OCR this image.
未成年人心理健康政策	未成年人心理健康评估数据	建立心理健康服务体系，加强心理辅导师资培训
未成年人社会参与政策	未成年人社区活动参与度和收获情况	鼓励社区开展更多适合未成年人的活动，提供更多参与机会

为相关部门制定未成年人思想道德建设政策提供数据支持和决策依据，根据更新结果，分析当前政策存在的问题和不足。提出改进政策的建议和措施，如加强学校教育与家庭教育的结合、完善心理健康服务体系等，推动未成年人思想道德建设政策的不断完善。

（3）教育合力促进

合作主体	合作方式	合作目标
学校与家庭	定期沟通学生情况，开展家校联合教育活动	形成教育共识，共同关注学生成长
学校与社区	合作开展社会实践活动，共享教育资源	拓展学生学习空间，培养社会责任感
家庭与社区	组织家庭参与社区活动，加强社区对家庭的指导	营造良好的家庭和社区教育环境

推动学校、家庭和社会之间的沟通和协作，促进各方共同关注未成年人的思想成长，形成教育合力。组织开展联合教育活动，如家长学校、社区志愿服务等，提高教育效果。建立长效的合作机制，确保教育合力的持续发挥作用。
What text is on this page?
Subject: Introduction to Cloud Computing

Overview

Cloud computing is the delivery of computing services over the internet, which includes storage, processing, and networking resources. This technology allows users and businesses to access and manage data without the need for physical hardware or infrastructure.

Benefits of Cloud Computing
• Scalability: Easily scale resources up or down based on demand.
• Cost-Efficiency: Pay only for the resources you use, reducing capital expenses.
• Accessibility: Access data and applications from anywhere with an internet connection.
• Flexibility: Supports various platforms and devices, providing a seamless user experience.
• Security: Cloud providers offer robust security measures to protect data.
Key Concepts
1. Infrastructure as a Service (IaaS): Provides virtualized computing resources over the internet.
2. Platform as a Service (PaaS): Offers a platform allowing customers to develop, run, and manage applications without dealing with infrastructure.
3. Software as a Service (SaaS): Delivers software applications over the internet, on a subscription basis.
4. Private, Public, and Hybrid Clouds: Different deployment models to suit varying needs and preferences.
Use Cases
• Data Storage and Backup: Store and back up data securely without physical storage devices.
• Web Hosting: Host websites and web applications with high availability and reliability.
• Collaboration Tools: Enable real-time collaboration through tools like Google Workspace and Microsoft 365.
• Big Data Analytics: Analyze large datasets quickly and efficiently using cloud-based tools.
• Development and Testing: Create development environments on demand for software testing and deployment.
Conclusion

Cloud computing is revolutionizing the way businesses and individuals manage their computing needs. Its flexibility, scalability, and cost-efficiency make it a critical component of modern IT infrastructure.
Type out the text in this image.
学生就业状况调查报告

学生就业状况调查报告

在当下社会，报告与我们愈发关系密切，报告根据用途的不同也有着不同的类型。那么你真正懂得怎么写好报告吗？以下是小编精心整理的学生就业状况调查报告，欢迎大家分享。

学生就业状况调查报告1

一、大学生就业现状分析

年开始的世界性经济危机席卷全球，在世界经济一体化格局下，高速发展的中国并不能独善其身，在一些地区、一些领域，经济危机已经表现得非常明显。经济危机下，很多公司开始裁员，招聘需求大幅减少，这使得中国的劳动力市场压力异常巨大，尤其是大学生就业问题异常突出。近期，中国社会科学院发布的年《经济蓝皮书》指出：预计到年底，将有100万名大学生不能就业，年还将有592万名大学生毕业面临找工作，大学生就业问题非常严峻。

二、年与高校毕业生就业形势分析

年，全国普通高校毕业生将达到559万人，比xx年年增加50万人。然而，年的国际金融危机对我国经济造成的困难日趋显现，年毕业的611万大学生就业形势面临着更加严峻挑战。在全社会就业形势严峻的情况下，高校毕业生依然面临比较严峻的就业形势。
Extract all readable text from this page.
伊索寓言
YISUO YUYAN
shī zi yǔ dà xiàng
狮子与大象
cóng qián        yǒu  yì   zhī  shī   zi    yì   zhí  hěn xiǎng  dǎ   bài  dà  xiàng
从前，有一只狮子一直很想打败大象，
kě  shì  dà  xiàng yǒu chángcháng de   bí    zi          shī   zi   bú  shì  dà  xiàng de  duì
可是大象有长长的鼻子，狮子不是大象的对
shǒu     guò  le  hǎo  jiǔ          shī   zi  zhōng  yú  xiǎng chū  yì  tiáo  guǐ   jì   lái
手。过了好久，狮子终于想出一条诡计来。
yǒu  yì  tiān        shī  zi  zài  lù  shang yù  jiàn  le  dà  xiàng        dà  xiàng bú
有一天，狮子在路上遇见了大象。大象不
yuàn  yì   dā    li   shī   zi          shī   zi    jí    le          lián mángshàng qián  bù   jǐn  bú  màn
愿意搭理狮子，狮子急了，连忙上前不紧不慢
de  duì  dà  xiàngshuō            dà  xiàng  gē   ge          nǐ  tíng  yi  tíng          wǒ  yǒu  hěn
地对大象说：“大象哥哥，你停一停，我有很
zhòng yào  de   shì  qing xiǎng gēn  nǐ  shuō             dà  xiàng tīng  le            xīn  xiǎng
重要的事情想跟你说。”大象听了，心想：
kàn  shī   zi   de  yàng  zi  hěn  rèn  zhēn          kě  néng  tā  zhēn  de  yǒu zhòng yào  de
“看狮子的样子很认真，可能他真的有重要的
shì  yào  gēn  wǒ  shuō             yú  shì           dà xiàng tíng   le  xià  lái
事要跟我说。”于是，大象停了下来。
====
Among the entries above, how many lines hold the string "based"? Respond with nothing but the number.

2